# [REQUIRED TASK]
From the listing, collect all lines containing the word "values".

****

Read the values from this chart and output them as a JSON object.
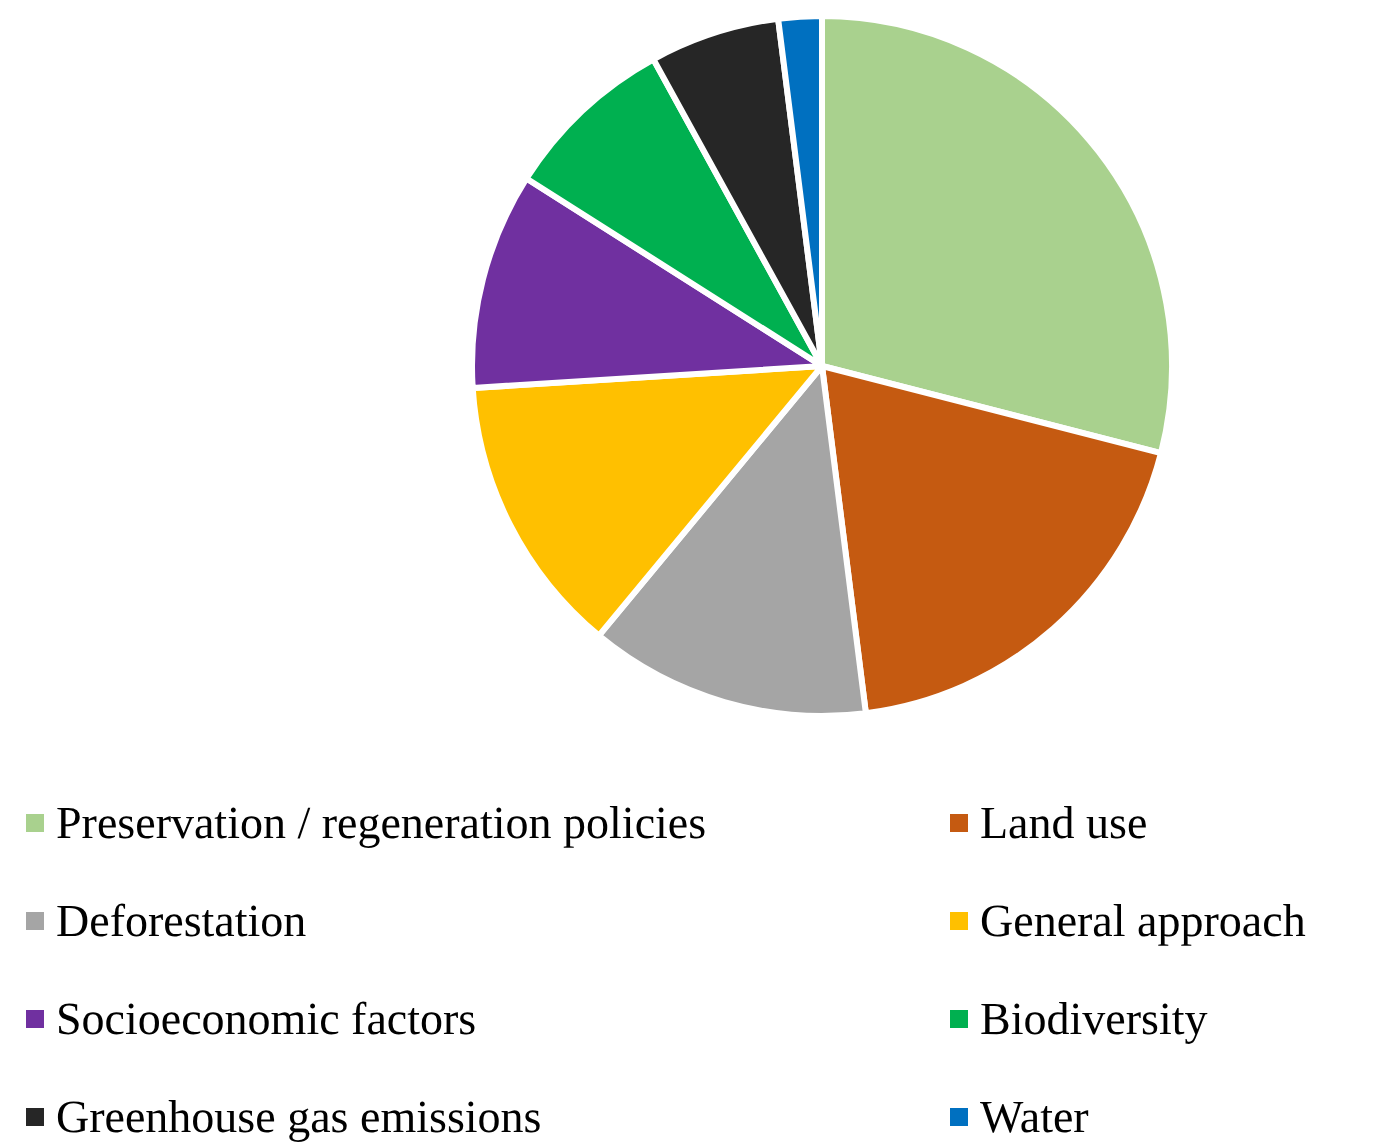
{
  "chart_data": {
    "type": "pie",
    "categories": [
      "Preservation / regeneration policies",
      "Land use",
      "Deforestation",
      "General approach",
      "Socioeconomic factors",
      "Biodiversity",
      "Greenhouse gas emissions",
      "Water"
    ],
    "values": [
      29,
      19,
      13,
      13,
      10,
      8,
      6,
      2
    ],
    "colors": [
      "#a9d18e",
      "#c55a11",
      "#a5a5a5",
      "#ffc000",
      "#7030a0",
      "#00b050",
      "#262626",
      "#0070c0"
    ],
    "legend": "bottom"
  }
}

****

# [EXERCISE SOLUTION]
Read the values from this chart and output them as a JSON object.
    "values": [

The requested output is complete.